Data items
==*==

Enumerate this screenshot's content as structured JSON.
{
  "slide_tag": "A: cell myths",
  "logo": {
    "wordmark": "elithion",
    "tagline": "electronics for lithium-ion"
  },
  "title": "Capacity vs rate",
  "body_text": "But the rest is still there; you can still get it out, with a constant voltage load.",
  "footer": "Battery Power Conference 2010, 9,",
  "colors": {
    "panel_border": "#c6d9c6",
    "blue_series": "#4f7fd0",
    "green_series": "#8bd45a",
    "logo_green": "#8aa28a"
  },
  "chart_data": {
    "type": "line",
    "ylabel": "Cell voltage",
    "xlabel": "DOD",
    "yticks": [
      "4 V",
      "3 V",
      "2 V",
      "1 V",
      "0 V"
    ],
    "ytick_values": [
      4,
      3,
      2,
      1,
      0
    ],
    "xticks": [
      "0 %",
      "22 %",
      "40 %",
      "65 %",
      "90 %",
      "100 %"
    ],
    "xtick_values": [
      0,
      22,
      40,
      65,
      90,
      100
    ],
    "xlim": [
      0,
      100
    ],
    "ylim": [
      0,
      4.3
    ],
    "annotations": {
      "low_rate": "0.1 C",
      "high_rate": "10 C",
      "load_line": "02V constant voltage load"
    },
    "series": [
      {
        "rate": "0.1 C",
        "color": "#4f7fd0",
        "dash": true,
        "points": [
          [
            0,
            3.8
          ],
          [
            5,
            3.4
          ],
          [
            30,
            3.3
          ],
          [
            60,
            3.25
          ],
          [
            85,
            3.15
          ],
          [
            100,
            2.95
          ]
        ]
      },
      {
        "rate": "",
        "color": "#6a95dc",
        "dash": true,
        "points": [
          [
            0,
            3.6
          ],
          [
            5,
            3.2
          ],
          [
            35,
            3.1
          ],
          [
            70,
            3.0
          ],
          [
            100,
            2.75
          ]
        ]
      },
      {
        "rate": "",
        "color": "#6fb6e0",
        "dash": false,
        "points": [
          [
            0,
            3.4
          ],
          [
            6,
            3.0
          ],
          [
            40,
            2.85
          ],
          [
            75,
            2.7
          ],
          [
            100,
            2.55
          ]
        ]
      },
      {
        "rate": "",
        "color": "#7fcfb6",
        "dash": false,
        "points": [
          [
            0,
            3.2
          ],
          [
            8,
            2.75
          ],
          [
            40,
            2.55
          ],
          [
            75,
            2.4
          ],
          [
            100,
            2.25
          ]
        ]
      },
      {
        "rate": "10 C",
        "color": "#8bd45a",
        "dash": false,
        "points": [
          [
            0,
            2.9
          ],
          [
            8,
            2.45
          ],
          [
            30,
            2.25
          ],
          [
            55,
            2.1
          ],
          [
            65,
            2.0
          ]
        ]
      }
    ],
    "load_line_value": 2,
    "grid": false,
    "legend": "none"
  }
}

==*==

*Work instructions:* Give back all the records exactly as they stand.

*Complete answer:*
Enumerate this screenshot's content as structured JSON.
{
  "slide_tag": "A: cell myths",
  "logo": {
    "wordmark": "elithion",
    "tagline": "electronics for lithium-ion"
  },
  "title": "Capacity vs rate",
  "body_text": "But the rest is still there; you can still get it out, with a constant voltage load.",
  "footer": "Battery Power Conference 2010, 9,",
  "colors": {
    "panel_border": "#c6d9c6",
    "blue_series": "#4f7fd0",
    "green_series": "#8bd45a",
    "logo_green": "#8aa28a"
  },
  "chart_data": {
    "type": "line",
    "ylabel": "Cell voltage",
    "xlabel": "DOD",
    "yticks": [
      "4 V",
      "3 V",
      "2 V",
      "1 V",
      "0 V"
    ],
    "ytick_values": [
      4,
      3,
      2,
      1,
      0
    ],
    "xticks": [
      "0 %",
      "22 %",
      "40 %",
      "65 %",
      "90 %",
      "100 %"
    ],
    "xtick_values": [
      0,
      22,
      40,
      65,
      90,
      100
    ],
    "xlim": [
      0,
      100
    ],
    "ylim": [
      0,
      4.3
    ],
    "annotations": {
      "low_rate": "0.1 C",
      "high_rate": "10 C",
      "load_line": "02V constant voltage load"
    },
    "series": [
      {
        "rate": "0.1 C",
        "color": "#4f7fd0",
        "dash": true,
        "points": [
          [
            0,
            3.8
          ],
          [
            5,
            3.4
          ],
          [
            30,
            3.3
          ],
          [
            60,
            3.25
          ],
          [
            85,
            3.15
          ],
          [
            100,
            2.95
          ]
        ]
      },
      {
        "rate": "",
        "color": "#6a95dc",
        "dash": true,
        "points": [
          [
            0,
            3.6
          ],
          [
            5,
            3.2
          ],
          [
            35,
            3.1
          ],
          [
            70,
            3.0
          ],
          [
            100,
            2.75
          ]
        ]
      },
      {
        "rate": "",
        "color": "#6fb6e0",
        "dash": false,
        "points": [
          [
            0,
            3.4
          ],
          [
            6,
            3.0
          ],
          [
            40,
            2.85
          ],
          [
            75,
            2.7
          ],
          [
            100,
            2.55
          ]
        ]
      },
      {
        "rate": "",
        "color": "#7fcfb6",
        "dash": false,
        "points": [
          [
            0,
            3.2
          ],
          [
            8,
            2.75
          ],
          [
            40,
            2.55
          ],
          [
            75,
            2.4
          ],
          [
            100,
            2.25
          ]
        ]
      },
      {
        "rate": "10 C",
        "color": "#8bd45a",
        "dash": false,
        "points": [
          [
            0,
            2.9
          ],
          [
            8,
            2.45
          ],
          [
            30,
            2.25
          ],
          [
            55,
            2.1
          ],
          [
            65,
            2.0
          ]
        ]
      }
    ],
    "load_line_value": 2,
    "grid": false,
    "legend": "none"
  }
}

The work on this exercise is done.